**YOUR GOAL**. Output the lines of this data verbatim, starting at the line that contains "y-tick-label: 8 [64,176,72,191]" and ending after the line that contains "bar-electrode-8 [80,175,493,190]".

[Spatial annotation data]

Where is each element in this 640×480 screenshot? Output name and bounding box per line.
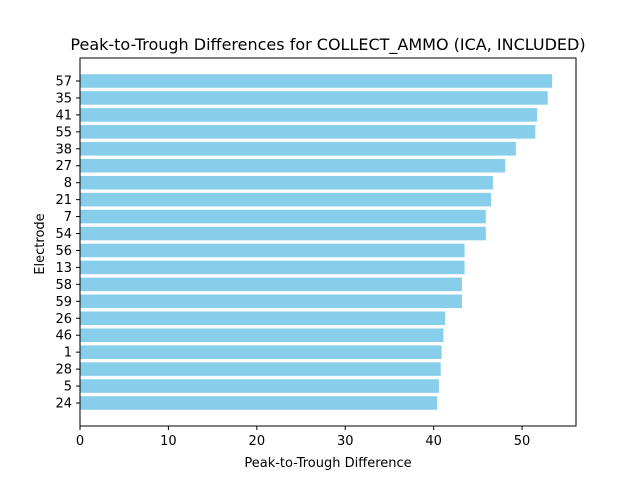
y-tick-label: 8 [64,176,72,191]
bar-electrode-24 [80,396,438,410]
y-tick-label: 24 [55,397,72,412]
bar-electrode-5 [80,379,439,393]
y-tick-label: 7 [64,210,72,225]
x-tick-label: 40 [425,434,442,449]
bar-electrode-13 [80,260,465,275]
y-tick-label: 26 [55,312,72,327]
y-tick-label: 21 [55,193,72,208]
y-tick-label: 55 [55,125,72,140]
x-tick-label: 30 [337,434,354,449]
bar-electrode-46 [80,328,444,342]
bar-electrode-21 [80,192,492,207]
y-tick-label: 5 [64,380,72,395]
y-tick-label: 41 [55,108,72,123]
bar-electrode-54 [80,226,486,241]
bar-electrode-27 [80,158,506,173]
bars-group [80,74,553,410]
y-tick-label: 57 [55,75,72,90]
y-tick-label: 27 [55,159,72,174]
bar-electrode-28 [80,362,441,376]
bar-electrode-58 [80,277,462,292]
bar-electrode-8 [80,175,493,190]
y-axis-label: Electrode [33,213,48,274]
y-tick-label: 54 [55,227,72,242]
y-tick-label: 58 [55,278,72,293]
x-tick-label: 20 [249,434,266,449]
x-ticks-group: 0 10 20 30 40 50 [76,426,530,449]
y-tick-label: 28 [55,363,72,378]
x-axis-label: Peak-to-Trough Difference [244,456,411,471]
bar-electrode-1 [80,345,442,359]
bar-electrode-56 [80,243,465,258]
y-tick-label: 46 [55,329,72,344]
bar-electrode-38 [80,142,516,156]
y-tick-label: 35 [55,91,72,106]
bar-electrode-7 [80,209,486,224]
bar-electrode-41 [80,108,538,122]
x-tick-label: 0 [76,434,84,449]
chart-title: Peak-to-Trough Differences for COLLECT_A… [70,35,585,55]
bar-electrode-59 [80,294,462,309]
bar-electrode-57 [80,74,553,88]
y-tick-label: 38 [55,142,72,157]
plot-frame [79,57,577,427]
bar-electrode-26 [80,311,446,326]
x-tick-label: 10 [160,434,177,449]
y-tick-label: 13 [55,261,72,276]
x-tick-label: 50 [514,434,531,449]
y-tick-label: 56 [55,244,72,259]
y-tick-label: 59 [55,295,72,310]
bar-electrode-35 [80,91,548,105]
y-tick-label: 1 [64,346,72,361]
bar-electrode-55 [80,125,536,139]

**FINAL ANSWER**.
y-tick-label: 8 [64,176,72,191]
bar-electrode-24 [80,396,438,410]
y-tick-label: 24 [55,397,72,412]
bar-electrode-5 [80,379,439,393]
y-tick-label: 7 [64,210,72,225]
x-tick-label: 40 [425,434,442,449]
bar-electrode-13 [80,260,465,275]
y-tick-label: 26 [55,312,72,327]
y-tick-label: 21 [55,193,72,208]
y-tick-label: 55 [55,125,72,140]
x-tick-label: 30 [337,434,354,449]
bar-electrode-46 [80,328,444,342]
bar-electrode-21 [80,192,492,207]
y-tick-label: 5 [64,380,72,395]
y-tick-label: 41 [55,108,72,123]
bar-electrode-54 [80,226,486,241]
bar-electrode-27 [80,158,506,173]
bars-group [80,74,553,410]
y-tick-label: 57 [55,75,72,90]
y-tick-label: 27 [55,159,72,174]
bar-electrode-28 [80,362,441,376]
bar-electrode-58 [80,277,462,292]
bar-electrode-8 [80,175,493,190]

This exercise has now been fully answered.